>> Begin

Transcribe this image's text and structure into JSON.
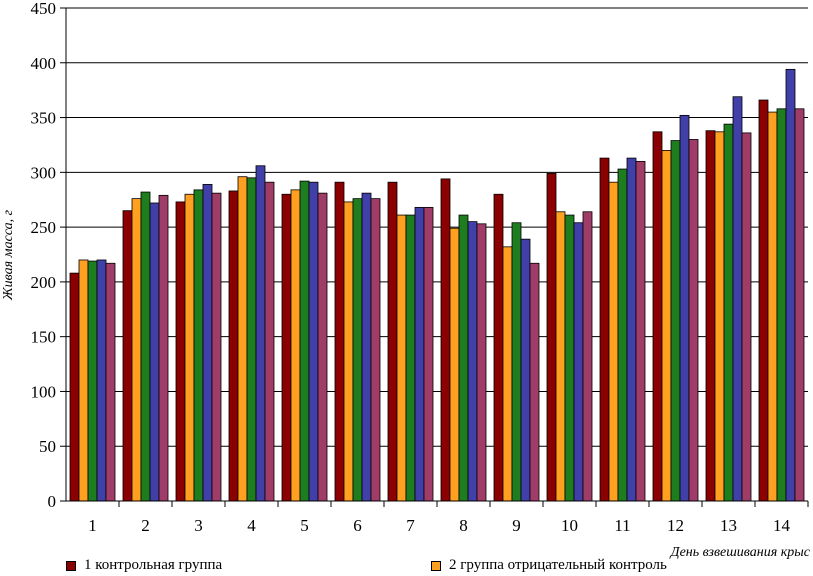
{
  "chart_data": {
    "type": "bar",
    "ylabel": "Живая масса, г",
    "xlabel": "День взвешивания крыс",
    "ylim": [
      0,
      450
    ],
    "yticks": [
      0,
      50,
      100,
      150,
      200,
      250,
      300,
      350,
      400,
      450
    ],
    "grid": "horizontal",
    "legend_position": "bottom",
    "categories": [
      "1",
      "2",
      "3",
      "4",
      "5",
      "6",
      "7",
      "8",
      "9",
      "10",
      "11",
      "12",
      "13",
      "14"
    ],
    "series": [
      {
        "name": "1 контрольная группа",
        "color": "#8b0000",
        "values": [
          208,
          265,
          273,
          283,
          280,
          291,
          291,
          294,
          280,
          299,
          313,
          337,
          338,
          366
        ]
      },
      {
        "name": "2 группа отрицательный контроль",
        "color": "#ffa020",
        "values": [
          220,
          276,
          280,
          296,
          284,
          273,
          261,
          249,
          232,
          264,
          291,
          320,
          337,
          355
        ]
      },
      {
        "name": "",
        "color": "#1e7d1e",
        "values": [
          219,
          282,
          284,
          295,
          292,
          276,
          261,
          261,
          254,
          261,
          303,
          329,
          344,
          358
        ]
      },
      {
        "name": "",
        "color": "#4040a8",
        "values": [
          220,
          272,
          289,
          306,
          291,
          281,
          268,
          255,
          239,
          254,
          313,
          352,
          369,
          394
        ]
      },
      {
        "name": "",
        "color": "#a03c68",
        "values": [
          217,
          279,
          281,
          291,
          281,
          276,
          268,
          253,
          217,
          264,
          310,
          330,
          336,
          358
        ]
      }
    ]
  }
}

>> End
>> Begin

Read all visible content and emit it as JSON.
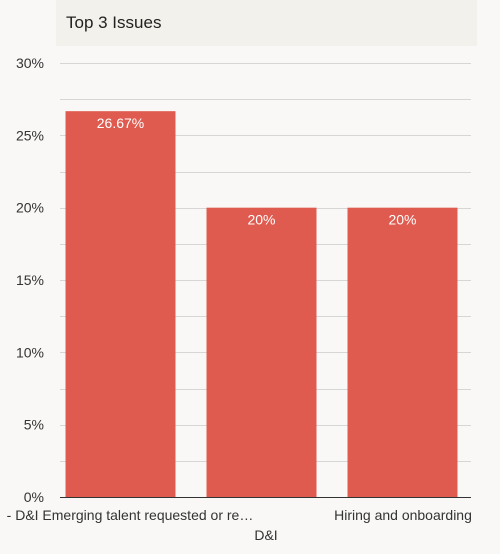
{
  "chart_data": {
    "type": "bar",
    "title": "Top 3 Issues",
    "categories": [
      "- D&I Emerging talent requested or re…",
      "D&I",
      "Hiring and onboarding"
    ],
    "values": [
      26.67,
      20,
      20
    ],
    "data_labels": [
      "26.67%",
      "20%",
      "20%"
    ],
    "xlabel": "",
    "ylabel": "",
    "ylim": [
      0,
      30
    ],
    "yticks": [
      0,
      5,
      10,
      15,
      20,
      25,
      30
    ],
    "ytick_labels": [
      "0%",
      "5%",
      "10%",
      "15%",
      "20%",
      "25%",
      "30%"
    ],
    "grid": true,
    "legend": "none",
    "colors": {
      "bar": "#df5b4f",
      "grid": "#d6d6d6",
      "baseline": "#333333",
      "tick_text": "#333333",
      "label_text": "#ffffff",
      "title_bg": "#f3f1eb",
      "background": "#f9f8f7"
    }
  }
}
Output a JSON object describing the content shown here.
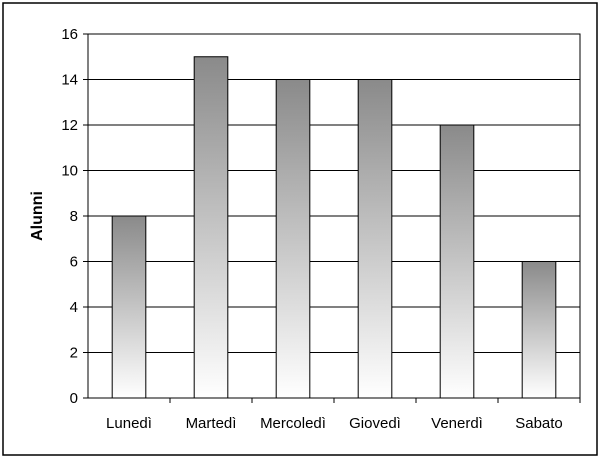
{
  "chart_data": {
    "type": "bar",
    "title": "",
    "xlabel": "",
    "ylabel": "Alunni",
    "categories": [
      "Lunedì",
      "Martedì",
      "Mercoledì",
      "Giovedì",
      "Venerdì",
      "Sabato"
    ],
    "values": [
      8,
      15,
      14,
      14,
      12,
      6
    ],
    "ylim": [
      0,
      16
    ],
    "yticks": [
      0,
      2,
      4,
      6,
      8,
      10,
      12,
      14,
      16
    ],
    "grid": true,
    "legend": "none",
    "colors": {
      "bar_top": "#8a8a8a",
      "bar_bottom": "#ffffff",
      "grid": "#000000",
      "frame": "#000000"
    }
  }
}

>> End

• [INSTRUCTIONS TO FOLLOW]:
Using the records above, find and show each line with the string "JSON".

• [ANSWER TO THIS TASK]:
Transcribe this image's text and structure into JSON.
Read all visible content and emit it as JSON.
Output a JSON object describing the content shown here.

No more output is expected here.